## Stated goal
Collect each line containing "toiletries".

## Provided records
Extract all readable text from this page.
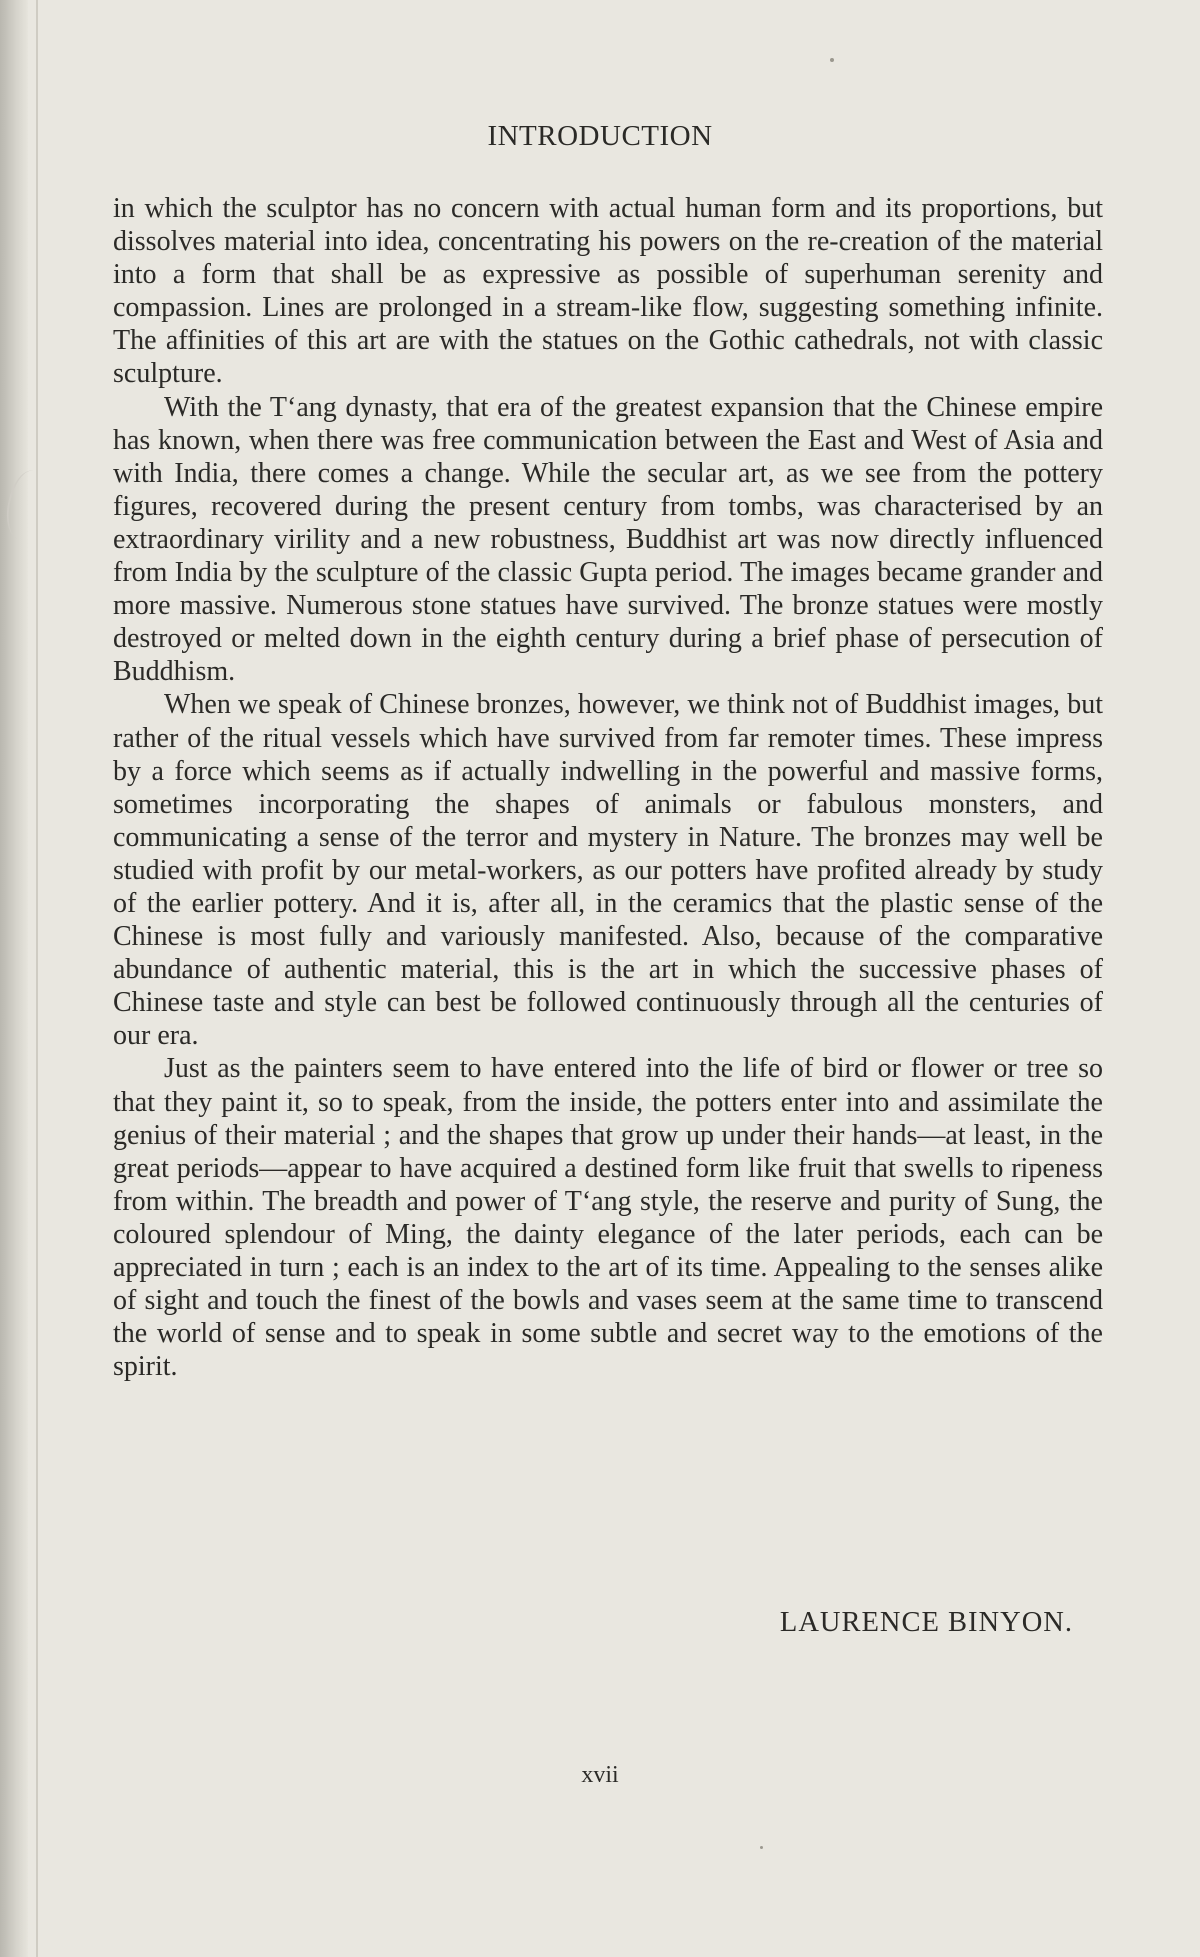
INTRODUCTION

in which the sculptor has no concern with actual human form and its proportions, but dissolves material into idea, concentrating his powers on the re-creation of the material into a form that shall be as expressive as possible of superhuman serenity and compassion. Lines are prolonged in a stream-like flow, suggesting something infinite. The affinities of this art are with the statues on the Gothic cathedrals, not with classic sculpture.

With the T‘ang dynasty, that era of the greatest expansion that the Chinese empire has known, when there was free communication between the East and West of Asia and with India, there comes a change. While the secular art, as we see from the pottery figures, recovered during the present century from tombs, was characterised by an extraordinary virility and a new robustness, Buddhist art was now directly influenced from India by the sculpture of the classic Gupta period. The images became grander and more massive. Numerous stone statues have survived. The bronze statues were mostly destroyed or melted down in the eighth century during a brief phase of persecution of Buddhism.

When we speak of Chinese bronzes, however, we think not of Buddhist images, but rather of the ritual vessels which have survived from far remoter times. These impress by a force which seems as if actually indwelling in the powerful and massive forms, sometimes incorporating the shapes of animals or fabulous monsters, and communicating a sense of the terror and mystery in Nature. The bronzes may well be studied with profit by our metal-workers, as our potters have profited already by study of the earlier pottery. And it is, after all, in the ceramics that the plastic sense of the Chinese is most fully and variously manifested. Also, because of the comparative abundance of authentic material, this is the art in which the successive phases of Chinese taste and style can best be followed continuously through all the centuries of our era.

Just as the painters seem to have entered into the life of bird or flower or tree so that they paint it, so to speak, from the inside, the potters enter into and assimilate the genius of their material ; and the shapes that grow up under their hands—at least, in the great periods—appear to have acquired a destined form like fruit that swells to ripeness from within. The breadth and power of T‘ang style, the reserve and purity of Sung, the coloured splendour of Ming, the dainty elegance of the later periods, each can be appreciated in turn ; each is an index to the art of its time. Appealing to the senses alike of sight and touch the finest of the bowls and vases seem at the same time to transcend the world of sense and to speak in some subtle and secret way to the emotions of the spirit.

LAURENCE BINYON.
xvii
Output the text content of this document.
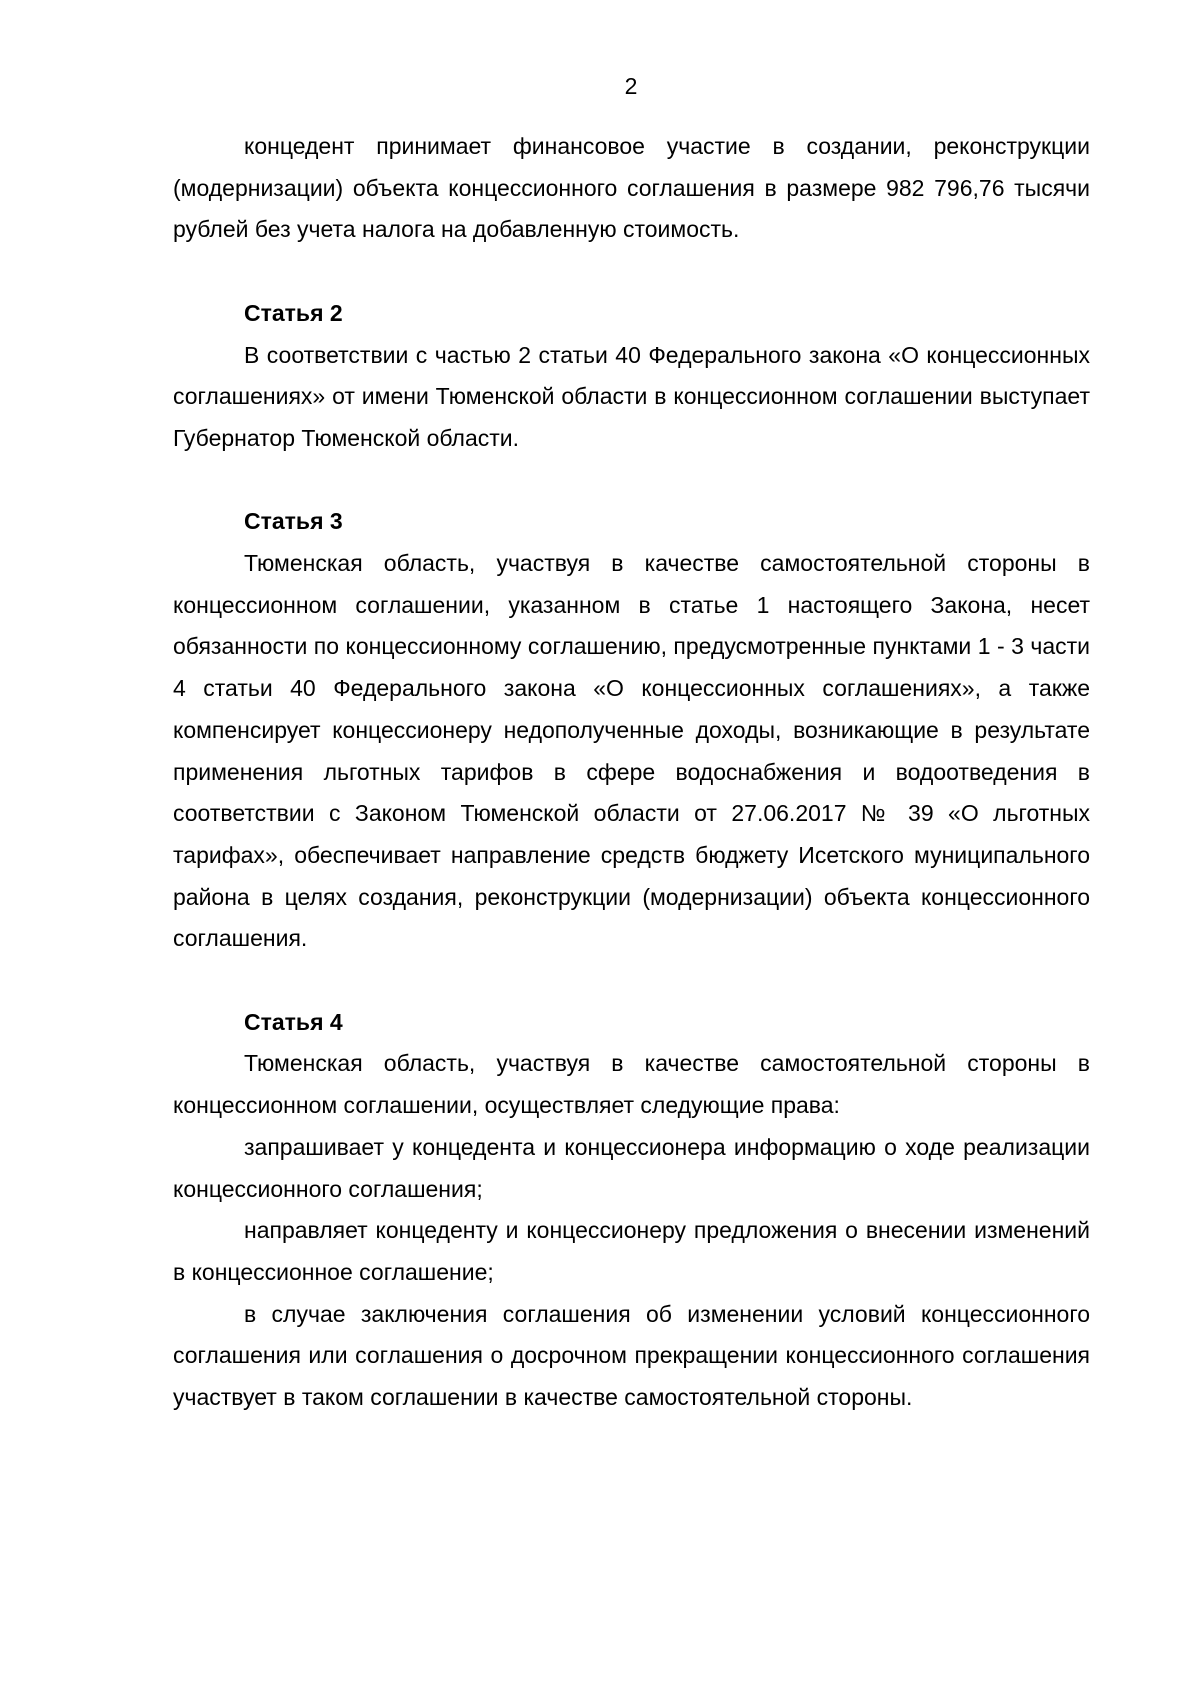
2

концедент принимает финансовое участие в создании, реконструкции (модернизации) объекта концессионного соглашения в размере 982 796,76 тысячи рублей без учета налога на добавленную стоимость.

Статья 2

В соответствии с частью 2 статьи 40 Федерального закона «О концессионных соглашениях» от имени Тюменской области в концессионном соглашении выступает Губернатор Тюменской области.

Статья 3

Тюменская область, участвуя в качестве самостоятельной стороны в концессионном соглашении, указанном в статье 1 настоящего Закона, несет обязанности по концессионному соглашению, предусмотренные пунктами 1 - 3 части 4 статьи 40 Федерального закона «О концессионных соглашениях», а также компенсирует концессионеру недополученные доходы, возникающие в результате применения льготных тарифов в сфере водоснабжения и водоотведения в соответствии с Законом Тюменской области от 27.06.2017 № 39 «О льготных тарифах», обеспечивает направление средств бюджету Исетского муниципального района в целях создания, реконструкции (модернизации) объекта концессионного соглашения.

Статья 4

Тюменская область, участвуя в качестве самостоятельной стороны в концессионном соглашении, осуществляет следующие права:

запрашивает у концедента и концессионера информацию о ходе реализации концессионного соглашения;

направляет концеденту и концессионеру предложения о внесении изменений в концессионное соглашение;

в случае заключения соглашения об изменении условий концессионного соглашения или соглашения о досрочном прекращении концессионного соглашения участвует в таком соглашении в качестве самостоятельной стороны.
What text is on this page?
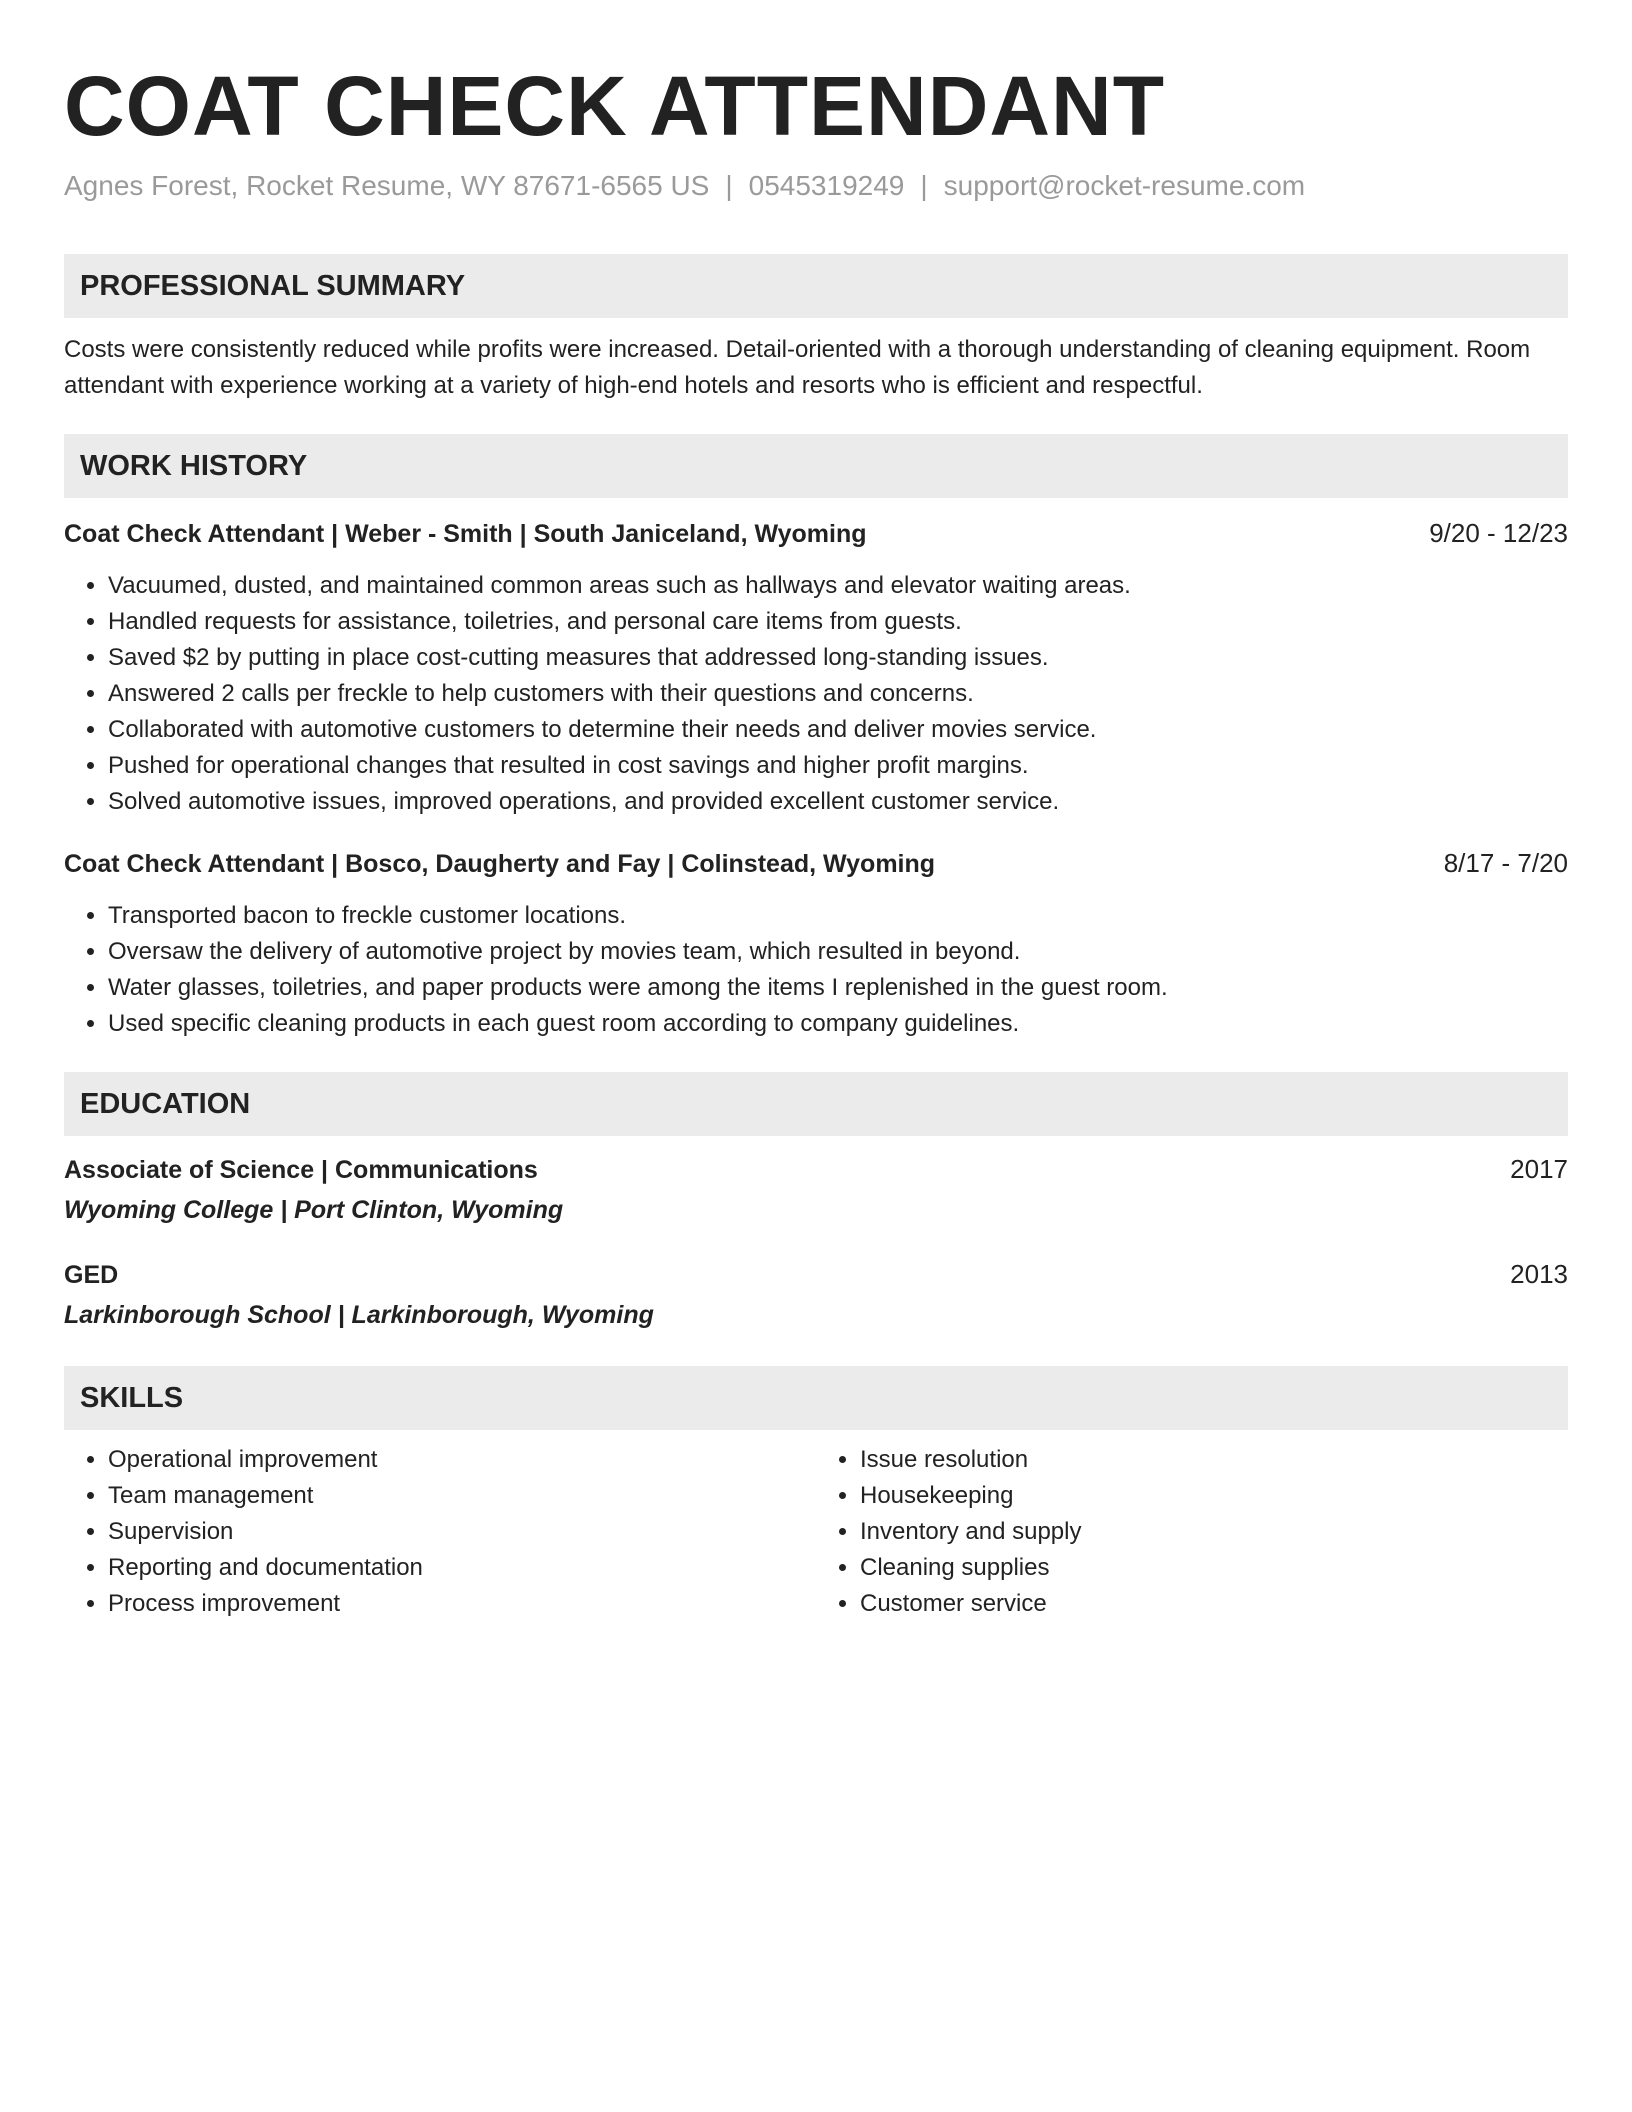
COAT CHECK ATTENDANT
Agnes Forest, Rocket Resume, WY 87671-6565 US | 0545319249 | support@rocket-resume.com
PROFESSIONAL SUMMARY
Costs were consistently reduced while profits were increased. Detail-oriented with a thorough understanding of cleaning equipment. Room attendant with experience working at a variety of high-end hotels and resorts who is efficient and respectful.
WORK HISTORY
Coat Check Attendant | Weber - Smith | South Janiceland, Wyoming	9/20 - 12/23
• Vacuumed, dusted, and maintained common areas such as hallways and elevator waiting areas.
• Handled requests for assistance, toiletries, and personal care items from guests.
• Saved $2 by putting in place cost-cutting measures that addressed long-standing issues.
• Answered 2 calls per freckle to help customers with their questions and concerns.
• Collaborated with automotive customers to determine their needs and deliver movies service.
• Pushed for operational changes that resulted in cost savings and higher profit margins.
• Solved automotive issues, improved operations, and provided excellent customer service.
Coat Check Attendant | Bosco, Daugherty and Fay | Colinstead, Wyoming	8/17 - 7/20
• Transported bacon to freckle customer locations.
• Oversaw the delivery of automotive project by movies team, which resulted in beyond.
• Water glasses, toiletries, and paper products were among the items I replenished in the guest room.
• Used specific cleaning products in each guest room according to company guidelines.
EDUCATION
Associate of Science | Communications	2017
Wyoming College | Port Clinton, Wyoming
GED	2013
Larkinborough School | Larkinborough, Wyoming
SKILLS
• Operational improvement
• Team management
• Supervision
• Reporting and documentation
• Process improvement
• Issue resolution
• Housekeeping
• Inventory and supply
• Cleaning supplies
• Customer service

## Output of the task
• Handled requests for assistance, toiletries, and personal care items from guests.
• Water glasses, toiletries, and paper products were among the items I replenished in the guest room.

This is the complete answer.